# REQUIREMENTS
Copy out all lines with the word "background" in them.

# DATA ROWS
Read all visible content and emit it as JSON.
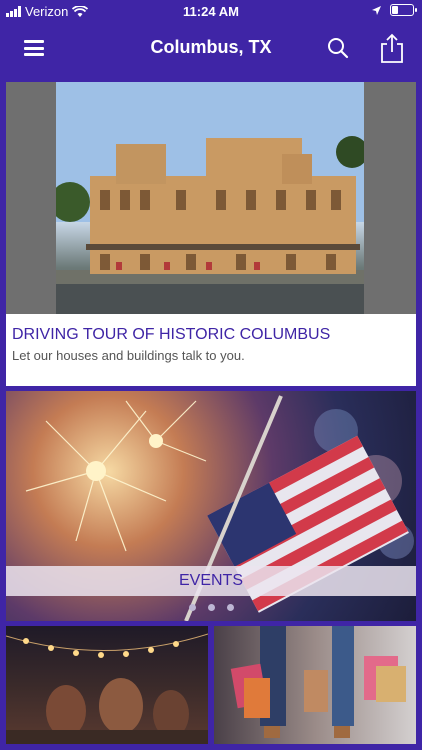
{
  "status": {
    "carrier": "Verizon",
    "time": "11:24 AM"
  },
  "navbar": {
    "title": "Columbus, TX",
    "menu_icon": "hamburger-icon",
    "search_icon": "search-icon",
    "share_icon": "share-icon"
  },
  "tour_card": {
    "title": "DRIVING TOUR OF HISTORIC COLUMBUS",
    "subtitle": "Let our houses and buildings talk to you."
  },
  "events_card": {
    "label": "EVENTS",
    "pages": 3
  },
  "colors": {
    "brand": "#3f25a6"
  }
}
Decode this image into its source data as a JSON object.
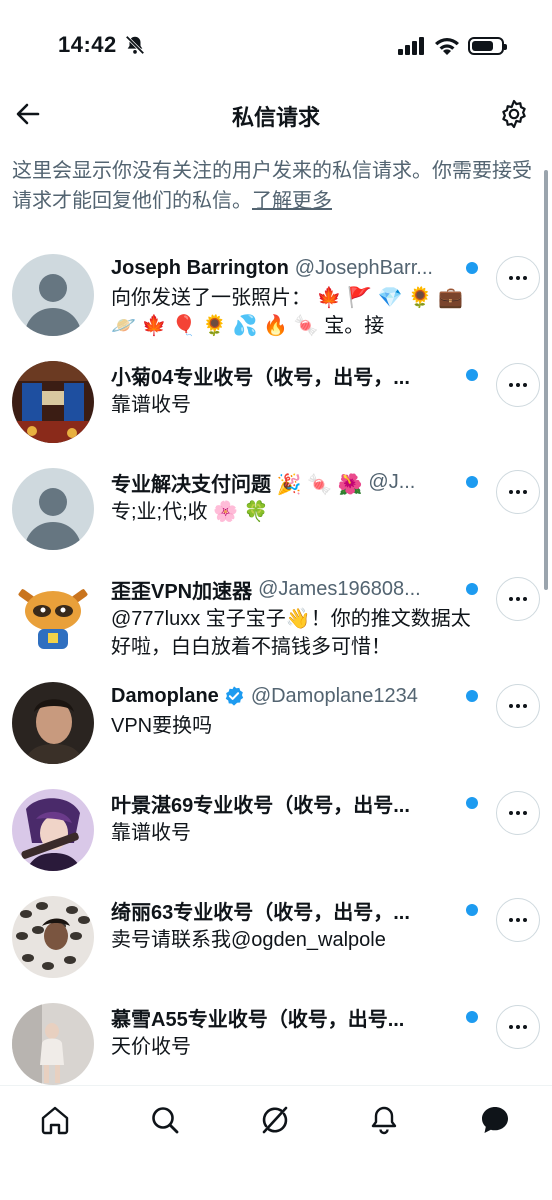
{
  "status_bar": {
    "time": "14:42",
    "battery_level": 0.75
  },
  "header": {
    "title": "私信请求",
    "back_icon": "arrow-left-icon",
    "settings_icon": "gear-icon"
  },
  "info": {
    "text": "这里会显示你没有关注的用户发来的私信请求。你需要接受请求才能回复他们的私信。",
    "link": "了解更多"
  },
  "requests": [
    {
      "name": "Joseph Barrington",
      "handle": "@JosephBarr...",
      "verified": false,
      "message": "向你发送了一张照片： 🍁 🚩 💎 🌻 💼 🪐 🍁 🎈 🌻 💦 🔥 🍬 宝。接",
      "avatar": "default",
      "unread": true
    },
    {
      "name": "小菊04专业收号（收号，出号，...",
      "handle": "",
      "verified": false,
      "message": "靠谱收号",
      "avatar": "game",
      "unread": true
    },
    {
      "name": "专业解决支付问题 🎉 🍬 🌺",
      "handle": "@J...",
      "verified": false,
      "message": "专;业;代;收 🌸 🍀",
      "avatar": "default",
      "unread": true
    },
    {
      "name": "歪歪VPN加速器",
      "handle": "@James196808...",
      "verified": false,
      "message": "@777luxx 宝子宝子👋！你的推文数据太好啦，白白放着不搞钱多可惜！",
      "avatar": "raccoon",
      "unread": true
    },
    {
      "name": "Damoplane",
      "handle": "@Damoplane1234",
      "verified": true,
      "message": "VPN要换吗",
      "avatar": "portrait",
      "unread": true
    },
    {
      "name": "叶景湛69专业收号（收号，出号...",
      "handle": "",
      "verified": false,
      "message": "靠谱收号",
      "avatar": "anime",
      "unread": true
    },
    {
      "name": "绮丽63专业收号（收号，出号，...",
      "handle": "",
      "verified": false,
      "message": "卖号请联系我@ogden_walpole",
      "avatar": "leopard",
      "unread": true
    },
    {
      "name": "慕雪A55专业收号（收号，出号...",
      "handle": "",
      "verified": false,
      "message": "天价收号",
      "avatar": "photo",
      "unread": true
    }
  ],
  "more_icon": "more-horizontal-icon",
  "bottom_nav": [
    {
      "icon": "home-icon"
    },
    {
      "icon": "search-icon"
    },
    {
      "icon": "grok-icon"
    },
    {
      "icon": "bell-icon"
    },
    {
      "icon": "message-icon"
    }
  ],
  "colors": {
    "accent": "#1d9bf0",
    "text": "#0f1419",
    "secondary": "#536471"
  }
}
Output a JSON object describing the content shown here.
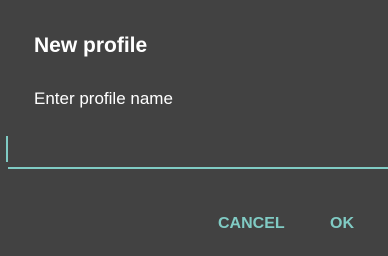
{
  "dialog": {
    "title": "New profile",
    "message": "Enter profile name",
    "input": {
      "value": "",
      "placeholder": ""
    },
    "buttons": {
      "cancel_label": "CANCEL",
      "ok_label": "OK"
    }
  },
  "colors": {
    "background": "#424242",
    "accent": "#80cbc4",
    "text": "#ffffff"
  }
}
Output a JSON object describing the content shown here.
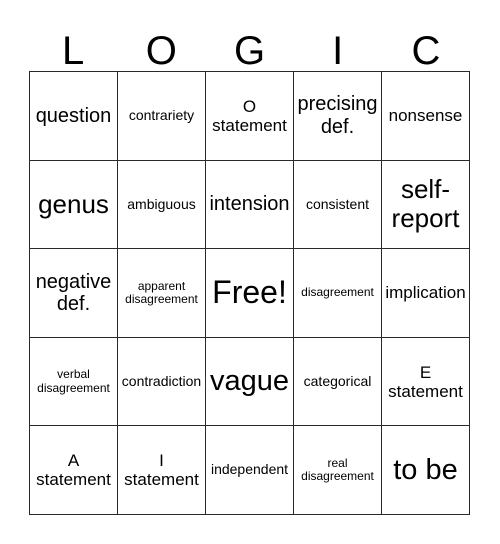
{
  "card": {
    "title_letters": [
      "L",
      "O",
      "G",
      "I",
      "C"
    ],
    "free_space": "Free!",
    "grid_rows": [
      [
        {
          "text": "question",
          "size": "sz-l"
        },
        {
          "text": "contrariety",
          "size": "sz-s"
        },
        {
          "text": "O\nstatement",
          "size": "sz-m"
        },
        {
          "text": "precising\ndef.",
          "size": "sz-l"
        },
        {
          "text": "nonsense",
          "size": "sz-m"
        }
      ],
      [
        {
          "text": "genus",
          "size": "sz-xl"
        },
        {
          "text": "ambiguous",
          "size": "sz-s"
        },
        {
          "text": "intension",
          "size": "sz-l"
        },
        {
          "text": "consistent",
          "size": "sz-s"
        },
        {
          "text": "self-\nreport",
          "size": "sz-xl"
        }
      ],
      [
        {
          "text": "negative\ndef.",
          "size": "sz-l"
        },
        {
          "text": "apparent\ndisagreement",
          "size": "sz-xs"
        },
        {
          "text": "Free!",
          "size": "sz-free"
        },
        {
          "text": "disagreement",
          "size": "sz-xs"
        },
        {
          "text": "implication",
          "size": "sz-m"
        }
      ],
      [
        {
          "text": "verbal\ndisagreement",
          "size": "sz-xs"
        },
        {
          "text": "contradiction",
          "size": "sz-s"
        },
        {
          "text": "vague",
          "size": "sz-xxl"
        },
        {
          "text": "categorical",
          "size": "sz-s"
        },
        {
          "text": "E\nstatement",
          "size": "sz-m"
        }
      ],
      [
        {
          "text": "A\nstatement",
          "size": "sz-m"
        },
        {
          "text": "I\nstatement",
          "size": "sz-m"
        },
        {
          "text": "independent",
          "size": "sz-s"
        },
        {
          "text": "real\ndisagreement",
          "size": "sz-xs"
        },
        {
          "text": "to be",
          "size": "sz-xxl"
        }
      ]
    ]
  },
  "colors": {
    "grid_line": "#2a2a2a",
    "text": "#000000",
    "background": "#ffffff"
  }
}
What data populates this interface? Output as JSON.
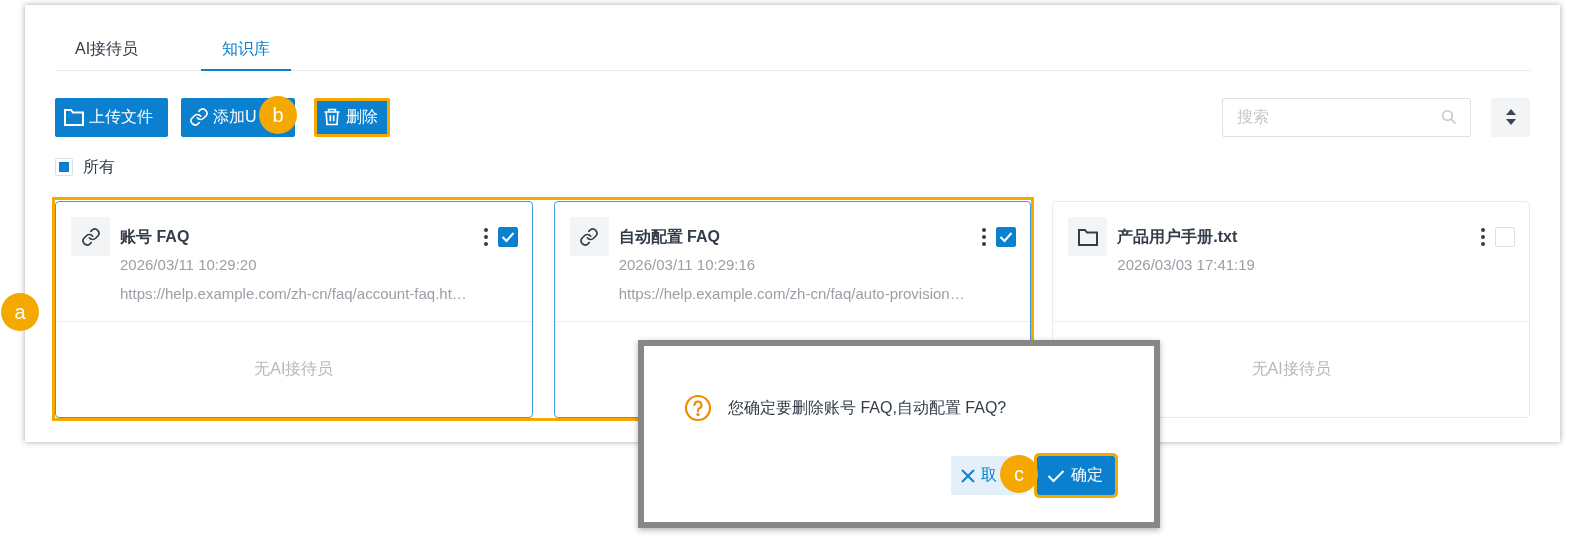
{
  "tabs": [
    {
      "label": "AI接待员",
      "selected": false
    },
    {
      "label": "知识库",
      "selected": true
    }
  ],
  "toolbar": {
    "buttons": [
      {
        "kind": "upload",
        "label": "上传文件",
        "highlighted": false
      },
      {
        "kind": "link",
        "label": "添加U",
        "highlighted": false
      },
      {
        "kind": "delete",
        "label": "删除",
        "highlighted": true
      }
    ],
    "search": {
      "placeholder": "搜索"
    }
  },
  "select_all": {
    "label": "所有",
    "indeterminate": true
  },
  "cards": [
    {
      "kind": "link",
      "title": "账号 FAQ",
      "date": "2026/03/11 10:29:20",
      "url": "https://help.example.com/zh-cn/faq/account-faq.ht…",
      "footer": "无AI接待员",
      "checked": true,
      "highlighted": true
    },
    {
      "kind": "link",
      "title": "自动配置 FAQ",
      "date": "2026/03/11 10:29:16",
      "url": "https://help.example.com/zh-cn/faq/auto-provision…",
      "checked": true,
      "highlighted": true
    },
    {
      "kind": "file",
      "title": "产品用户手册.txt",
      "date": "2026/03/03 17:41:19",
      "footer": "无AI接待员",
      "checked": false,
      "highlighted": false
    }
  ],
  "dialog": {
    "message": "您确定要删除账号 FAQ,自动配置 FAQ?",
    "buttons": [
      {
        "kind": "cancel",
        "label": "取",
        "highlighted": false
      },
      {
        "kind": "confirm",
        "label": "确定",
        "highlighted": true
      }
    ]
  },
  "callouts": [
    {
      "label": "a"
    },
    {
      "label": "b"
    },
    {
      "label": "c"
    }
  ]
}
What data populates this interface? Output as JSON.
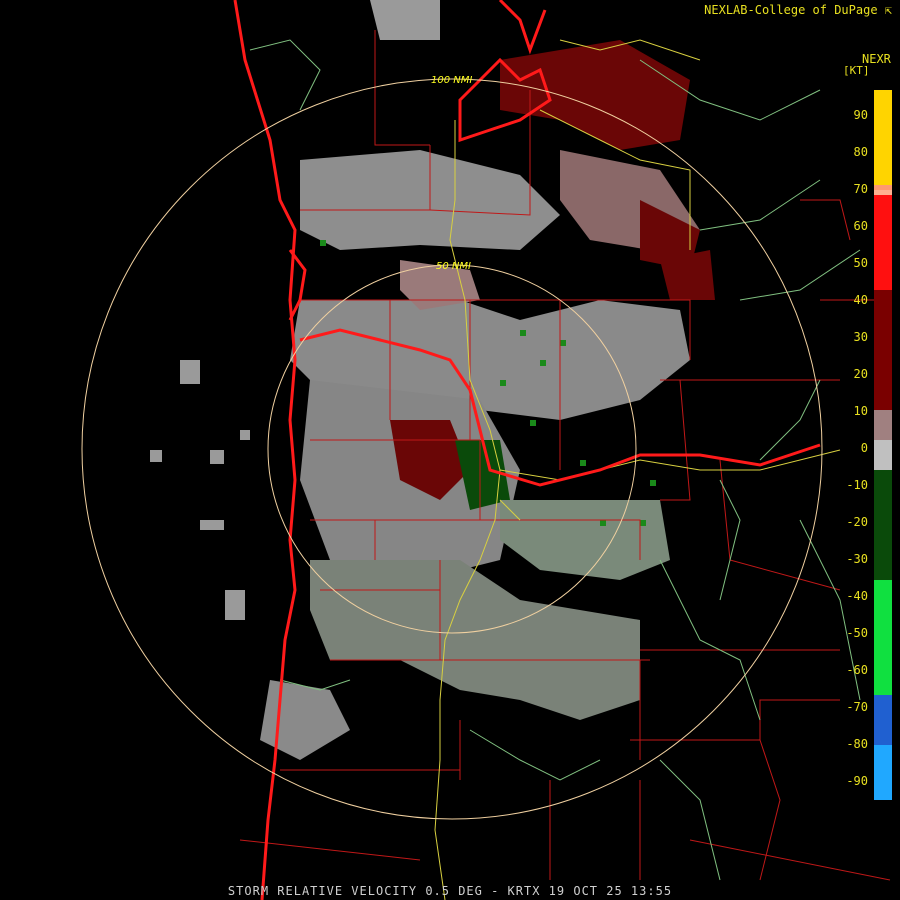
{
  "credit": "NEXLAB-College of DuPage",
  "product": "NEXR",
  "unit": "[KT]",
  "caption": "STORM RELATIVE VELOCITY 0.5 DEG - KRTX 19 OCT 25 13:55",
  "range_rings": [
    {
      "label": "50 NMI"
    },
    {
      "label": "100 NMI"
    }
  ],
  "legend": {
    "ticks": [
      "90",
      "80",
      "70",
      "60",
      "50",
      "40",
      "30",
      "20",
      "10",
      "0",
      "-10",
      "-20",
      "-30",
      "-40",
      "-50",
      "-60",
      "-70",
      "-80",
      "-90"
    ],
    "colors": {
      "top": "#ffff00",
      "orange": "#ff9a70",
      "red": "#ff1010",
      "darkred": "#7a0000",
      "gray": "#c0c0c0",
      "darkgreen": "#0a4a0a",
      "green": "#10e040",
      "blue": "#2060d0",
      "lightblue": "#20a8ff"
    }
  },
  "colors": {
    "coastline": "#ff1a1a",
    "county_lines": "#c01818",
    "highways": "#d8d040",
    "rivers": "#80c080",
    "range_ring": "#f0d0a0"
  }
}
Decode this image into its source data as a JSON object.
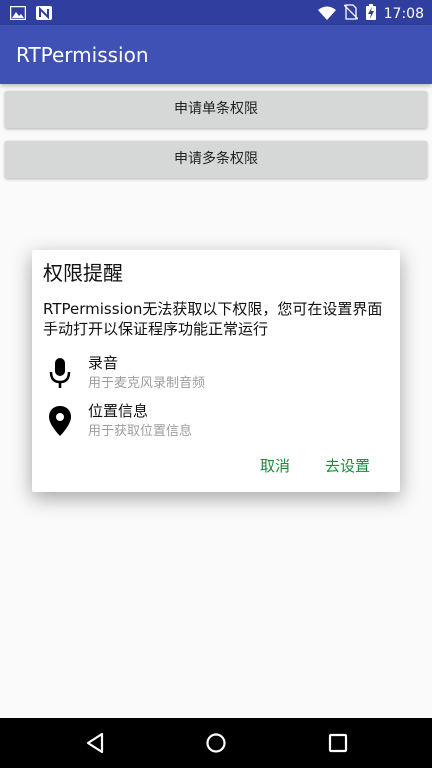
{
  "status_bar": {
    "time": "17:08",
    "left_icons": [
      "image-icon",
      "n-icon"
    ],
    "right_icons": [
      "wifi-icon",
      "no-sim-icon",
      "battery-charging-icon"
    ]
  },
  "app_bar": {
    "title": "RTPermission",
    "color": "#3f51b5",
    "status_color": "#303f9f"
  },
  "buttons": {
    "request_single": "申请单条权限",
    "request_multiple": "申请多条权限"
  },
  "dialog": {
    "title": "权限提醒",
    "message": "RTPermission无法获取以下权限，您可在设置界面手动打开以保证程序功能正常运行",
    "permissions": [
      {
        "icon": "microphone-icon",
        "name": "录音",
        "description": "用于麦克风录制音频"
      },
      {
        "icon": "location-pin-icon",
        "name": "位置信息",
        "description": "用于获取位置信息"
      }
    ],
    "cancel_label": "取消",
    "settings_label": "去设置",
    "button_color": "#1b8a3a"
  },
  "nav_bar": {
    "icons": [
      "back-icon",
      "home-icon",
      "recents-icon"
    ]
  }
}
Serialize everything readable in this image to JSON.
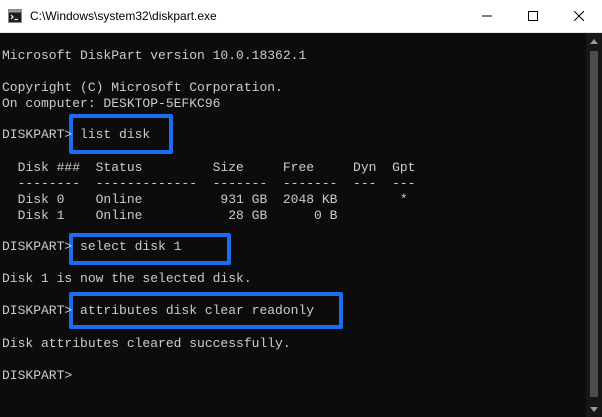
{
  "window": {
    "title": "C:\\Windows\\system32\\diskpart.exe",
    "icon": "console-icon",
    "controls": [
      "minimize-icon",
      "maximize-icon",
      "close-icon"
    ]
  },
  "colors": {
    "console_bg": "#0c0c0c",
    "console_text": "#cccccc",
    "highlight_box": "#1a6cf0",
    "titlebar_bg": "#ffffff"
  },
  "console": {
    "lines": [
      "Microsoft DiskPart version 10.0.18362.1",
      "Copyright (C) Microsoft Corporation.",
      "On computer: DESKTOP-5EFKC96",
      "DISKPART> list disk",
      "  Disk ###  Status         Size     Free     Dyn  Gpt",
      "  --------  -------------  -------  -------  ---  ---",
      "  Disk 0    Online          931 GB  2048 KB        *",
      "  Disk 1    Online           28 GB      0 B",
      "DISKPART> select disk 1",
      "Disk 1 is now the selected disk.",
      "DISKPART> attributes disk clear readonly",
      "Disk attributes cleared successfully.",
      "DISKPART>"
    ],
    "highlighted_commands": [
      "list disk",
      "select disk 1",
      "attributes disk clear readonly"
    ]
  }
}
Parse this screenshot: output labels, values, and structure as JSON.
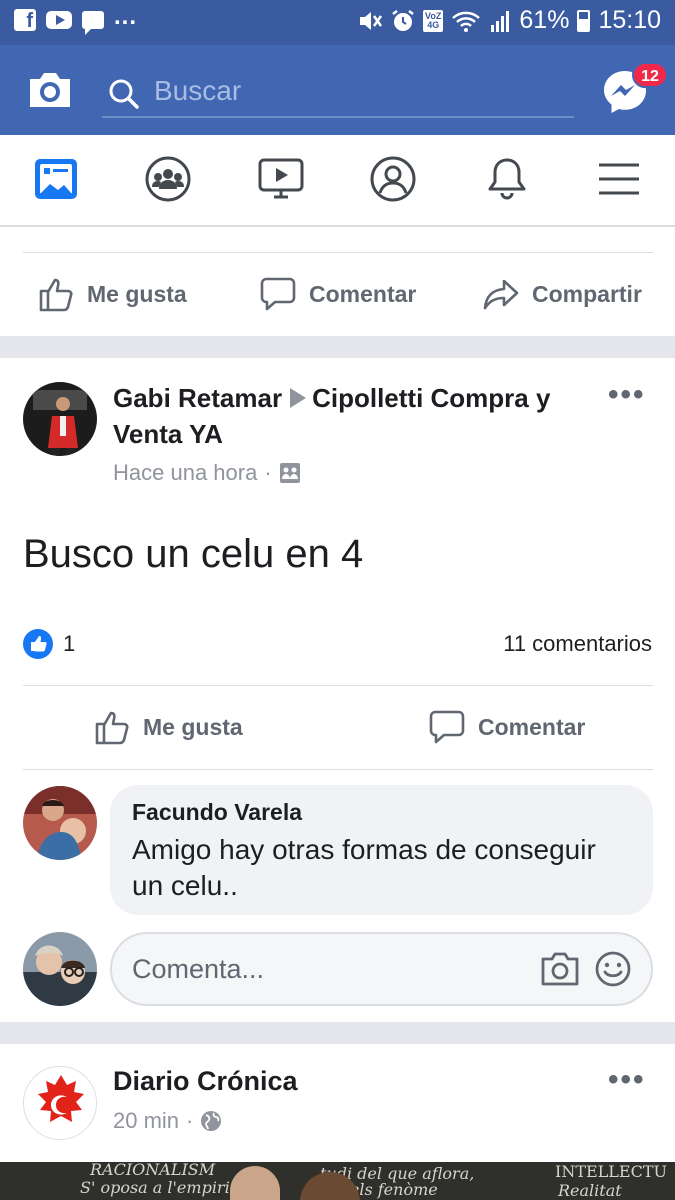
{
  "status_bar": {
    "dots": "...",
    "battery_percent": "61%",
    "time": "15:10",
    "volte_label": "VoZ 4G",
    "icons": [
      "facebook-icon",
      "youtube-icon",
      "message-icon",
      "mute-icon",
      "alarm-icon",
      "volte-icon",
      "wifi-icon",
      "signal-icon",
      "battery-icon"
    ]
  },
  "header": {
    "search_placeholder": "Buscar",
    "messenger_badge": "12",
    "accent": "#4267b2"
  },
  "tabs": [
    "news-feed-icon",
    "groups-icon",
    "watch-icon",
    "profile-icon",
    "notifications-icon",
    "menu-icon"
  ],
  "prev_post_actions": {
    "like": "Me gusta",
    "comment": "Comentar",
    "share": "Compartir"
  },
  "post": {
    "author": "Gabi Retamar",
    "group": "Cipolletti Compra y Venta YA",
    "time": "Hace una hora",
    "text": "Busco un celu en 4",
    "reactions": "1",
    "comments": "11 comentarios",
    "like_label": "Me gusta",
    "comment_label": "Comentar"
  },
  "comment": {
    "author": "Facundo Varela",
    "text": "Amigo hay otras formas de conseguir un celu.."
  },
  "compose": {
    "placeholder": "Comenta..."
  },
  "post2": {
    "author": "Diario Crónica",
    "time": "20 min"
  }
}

# THE RESPONSE
    "background": "#424242",
    "background": "#ffffff"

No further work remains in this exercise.